## Start Records for processing

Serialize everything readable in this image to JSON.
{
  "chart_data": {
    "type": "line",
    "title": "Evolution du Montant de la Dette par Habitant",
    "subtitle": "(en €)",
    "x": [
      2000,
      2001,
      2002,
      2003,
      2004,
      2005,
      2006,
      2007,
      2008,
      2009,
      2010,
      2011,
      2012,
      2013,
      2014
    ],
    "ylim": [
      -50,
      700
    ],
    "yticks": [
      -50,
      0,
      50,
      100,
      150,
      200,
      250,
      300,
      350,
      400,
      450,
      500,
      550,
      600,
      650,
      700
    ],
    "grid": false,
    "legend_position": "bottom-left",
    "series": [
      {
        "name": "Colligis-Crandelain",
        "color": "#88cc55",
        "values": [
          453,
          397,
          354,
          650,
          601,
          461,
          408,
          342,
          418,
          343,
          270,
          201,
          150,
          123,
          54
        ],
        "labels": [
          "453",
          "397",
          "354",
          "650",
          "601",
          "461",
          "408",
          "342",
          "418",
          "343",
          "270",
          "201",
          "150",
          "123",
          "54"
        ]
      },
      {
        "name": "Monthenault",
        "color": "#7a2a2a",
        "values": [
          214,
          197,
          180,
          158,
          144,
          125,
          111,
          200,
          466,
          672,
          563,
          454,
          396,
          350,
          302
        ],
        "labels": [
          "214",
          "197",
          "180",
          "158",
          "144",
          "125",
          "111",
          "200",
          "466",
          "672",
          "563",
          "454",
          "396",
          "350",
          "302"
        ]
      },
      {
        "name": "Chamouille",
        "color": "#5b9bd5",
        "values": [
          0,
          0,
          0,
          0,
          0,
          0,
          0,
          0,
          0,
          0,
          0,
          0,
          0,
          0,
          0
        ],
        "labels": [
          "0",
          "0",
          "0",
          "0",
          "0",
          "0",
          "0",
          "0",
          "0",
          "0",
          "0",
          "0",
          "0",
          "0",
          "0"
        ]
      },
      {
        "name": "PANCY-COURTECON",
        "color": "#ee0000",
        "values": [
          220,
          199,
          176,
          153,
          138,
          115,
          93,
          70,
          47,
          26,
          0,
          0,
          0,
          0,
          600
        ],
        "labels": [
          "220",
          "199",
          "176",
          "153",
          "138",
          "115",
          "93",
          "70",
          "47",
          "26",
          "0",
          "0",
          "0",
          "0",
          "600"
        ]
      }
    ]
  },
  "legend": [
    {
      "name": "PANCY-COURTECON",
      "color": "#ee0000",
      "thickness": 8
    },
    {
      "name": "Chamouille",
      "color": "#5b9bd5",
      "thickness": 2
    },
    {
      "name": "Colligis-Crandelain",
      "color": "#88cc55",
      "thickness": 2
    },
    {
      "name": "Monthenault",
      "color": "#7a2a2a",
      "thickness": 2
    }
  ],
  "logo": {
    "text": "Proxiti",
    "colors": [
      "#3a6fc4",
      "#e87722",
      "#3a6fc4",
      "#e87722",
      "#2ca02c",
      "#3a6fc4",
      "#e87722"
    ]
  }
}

## End Records for processing

→ **Goal**: Repeat the material above in full, exactly as it stands.

→ **Task response**:
Serialize everything readable in this image to JSON.
{
  "chart_data": {
    "type": "line",
    "title": "Evolution du Montant de la Dette par Habitant",
    "subtitle": "(en €)",
    "x": [
      2000,
      2001,
      2002,
      2003,
      2004,
      2005,
      2006,
      2007,
      2008,
      2009,
      2010,
      2011,
      2012,
      2013,
      2014
    ],
    "ylim": [
      -50,
      700
    ],
    "yticks": [
      -50,
      0,
      50,
      100,
      150,
      200,
      250,
      300,
      350,
      400,
      450,
      500,
      550,
      600,
      650,
      700
    ],
    "grid": false,
    "legend_position": "bottom-left",
    "series": [
      {
        "name": "Colligis-Crandelain",
        "color": "#88cc55",
        "values": [
          453,
          397,
          354,
          650,
          601,
          461,
          408,
          342,
          418,
          343,
          270,
          201,
          150,
          123,
          54
        ],
        "labels": [
          "453",
          "397",
          "354",
          "650",
          "601",
          "461",
          "408",
          "342",
          "418",
          "343",
          "270",
          "201",
          "150",
          "123",
          "54"
        ]
      },
      {
        "name": "Monthenault",
        "color": "#7a2a2a",
        "values": [
          214,
          197,
          180,
          158,
          144,
          125,
          111,
          200,
          466,
          672,
          563,
          454,
          396,
          350,
          302
        ],
        "labels": [
          "214",
          "197",
          "180",
          "158",
          "144",
          "125",
          "111",
          "200",
          "466",
          "672",
          "563",
          "454",
          "396",
          "350",
          "302"
        ]
      },
      {
        "name": "Chamouille",
        "color": "#5b9bd5",
        "values": [
          0,
          0,
          0,
          0,
          0,
          0,
          0,
          0,
          0,
          0,
          0,
          0,
          0,
          0,
          0
        ],
        "labels": [
          "0",
          "0",
          "0",
          "0",
          "0",
          "0",
          "0",
          "0",
          "0",
          "0",
          "0",
          "0",
          "0",
          "0",
          "0"
        ]
      },
      {
        "name": "PANCY-COURTECON",
        "color": "#ee0000",
        "values": [
          220,
          199,
          176,
          153,
          138,
          115,
          93,
          70,
          47,
          26,
          0,
          0,
          0,
          0,
          600
        ],
        "labels": [
          "220",
          "199",
          "176",
          "153",
          "138",
          "115",
          "93",
          "70",
          "47",
          "26",
          "0",
          "0",
          "0",
          "0",
          "600"
        ]
      }
    ]
  },
  "legend": [
    {
      "name": "PANCY-COURTECON",
      "color": "#ee0000",
      "thickness": 8
    },
    {
      "name": "Chamouille",
      "color": "#5b9bd5",
      "thickness": 2
    },
    {
      "name": "Colligis-Crandelain",
      "color": "#88cc55",
      "thickness": 2
    },
    {
      "name": "Monthenault",
      "color": "#7a2a2a",
      "thickness": 2
    }
  ],
  "logo": {
    "text": "Proxiti",
    "colors": [
      "#3a6fc4",
      "#e87722",
      "#3a6fc4",
      "#e87722",
      "#2ca02c",
      "#3a6fc4",
      "#e87722"
    ]
  }
}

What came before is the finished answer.